- [PROBLEM]: From the entries below, gather each line containing the word "chevron".

- [DATA TO PROCESS]:
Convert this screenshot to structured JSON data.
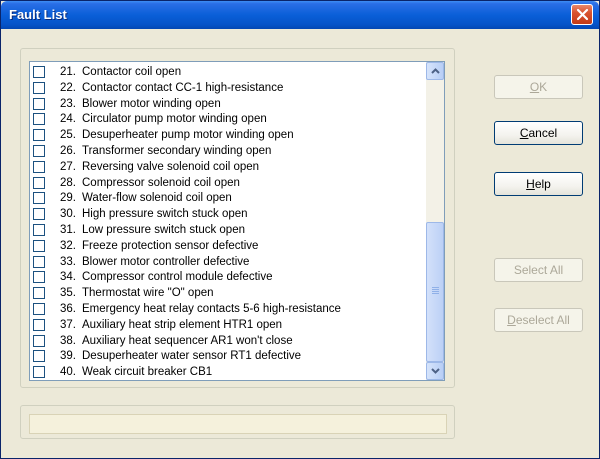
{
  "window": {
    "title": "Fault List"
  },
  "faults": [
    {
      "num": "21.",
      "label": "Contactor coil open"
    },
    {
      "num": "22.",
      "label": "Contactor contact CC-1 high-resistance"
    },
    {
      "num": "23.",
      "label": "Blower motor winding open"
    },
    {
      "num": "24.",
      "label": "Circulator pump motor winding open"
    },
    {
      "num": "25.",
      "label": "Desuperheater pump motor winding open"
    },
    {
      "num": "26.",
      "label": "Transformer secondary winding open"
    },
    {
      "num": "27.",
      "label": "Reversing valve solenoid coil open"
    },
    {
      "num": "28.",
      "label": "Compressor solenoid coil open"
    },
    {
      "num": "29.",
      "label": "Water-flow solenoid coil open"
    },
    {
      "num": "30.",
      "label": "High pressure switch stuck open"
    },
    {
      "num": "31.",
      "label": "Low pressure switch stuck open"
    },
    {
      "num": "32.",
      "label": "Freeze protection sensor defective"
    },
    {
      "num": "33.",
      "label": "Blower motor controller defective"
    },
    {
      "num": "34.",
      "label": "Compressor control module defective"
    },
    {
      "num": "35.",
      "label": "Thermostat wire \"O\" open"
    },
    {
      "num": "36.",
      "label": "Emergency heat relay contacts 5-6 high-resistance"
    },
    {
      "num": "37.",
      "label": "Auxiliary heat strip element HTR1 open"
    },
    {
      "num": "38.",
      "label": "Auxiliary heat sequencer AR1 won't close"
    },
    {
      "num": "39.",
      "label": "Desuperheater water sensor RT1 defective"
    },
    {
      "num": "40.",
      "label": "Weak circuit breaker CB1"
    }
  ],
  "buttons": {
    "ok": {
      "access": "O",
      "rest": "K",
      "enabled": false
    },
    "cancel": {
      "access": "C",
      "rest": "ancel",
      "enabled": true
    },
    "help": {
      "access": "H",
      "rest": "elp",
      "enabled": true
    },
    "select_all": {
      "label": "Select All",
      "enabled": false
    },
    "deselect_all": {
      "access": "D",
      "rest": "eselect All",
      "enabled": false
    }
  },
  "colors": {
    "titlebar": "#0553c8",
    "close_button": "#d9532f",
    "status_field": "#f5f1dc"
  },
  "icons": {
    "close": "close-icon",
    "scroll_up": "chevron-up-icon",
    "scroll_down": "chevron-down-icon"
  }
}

...

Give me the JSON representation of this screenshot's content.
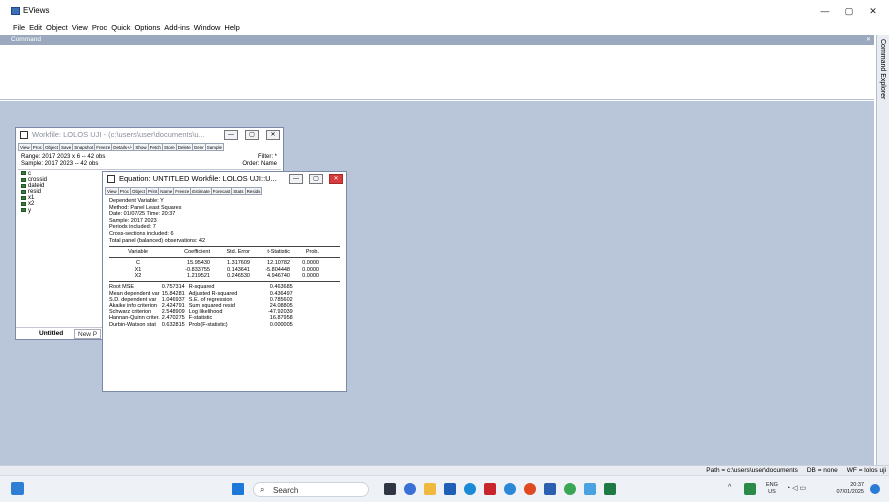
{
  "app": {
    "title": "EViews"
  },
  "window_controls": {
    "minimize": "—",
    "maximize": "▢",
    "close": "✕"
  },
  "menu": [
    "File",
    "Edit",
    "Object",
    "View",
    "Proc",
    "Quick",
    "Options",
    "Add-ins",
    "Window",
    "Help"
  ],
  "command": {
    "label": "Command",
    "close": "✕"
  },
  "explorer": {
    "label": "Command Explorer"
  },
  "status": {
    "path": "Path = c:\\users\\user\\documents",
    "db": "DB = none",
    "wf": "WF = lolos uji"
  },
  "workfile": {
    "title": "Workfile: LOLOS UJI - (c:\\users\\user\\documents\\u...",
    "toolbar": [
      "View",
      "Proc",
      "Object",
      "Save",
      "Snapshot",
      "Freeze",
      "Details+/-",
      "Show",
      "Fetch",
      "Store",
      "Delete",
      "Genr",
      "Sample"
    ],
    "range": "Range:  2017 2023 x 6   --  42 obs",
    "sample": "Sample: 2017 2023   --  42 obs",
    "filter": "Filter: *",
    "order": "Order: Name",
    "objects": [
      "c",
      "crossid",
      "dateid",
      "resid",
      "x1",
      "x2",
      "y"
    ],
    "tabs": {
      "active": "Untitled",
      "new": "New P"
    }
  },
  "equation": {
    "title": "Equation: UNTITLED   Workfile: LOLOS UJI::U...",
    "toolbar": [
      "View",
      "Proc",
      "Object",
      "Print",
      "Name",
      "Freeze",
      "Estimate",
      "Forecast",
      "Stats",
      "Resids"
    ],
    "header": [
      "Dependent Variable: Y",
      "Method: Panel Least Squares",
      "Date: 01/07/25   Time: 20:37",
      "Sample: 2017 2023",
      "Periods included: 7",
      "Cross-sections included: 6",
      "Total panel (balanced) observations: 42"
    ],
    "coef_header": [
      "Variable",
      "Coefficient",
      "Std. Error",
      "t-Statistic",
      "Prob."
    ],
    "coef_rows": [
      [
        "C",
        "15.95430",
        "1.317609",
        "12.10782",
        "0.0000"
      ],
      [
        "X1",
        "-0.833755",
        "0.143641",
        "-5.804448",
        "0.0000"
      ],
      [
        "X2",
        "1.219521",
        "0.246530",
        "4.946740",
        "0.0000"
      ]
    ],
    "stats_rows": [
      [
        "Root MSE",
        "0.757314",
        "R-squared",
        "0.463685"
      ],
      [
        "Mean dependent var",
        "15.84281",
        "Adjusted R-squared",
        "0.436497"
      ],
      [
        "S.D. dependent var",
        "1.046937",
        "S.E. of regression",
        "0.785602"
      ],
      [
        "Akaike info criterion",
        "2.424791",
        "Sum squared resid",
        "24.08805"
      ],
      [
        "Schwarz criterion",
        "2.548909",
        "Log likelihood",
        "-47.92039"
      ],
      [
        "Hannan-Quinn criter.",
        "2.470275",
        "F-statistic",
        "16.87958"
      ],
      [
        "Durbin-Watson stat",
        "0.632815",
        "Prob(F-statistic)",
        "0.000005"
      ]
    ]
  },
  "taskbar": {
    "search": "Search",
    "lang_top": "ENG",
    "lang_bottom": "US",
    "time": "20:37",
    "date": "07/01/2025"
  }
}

- [FULL SOLUTION]:
    "scroll_up": "chevron-up-icon",
    "scroll_down": "chevron-down-icon"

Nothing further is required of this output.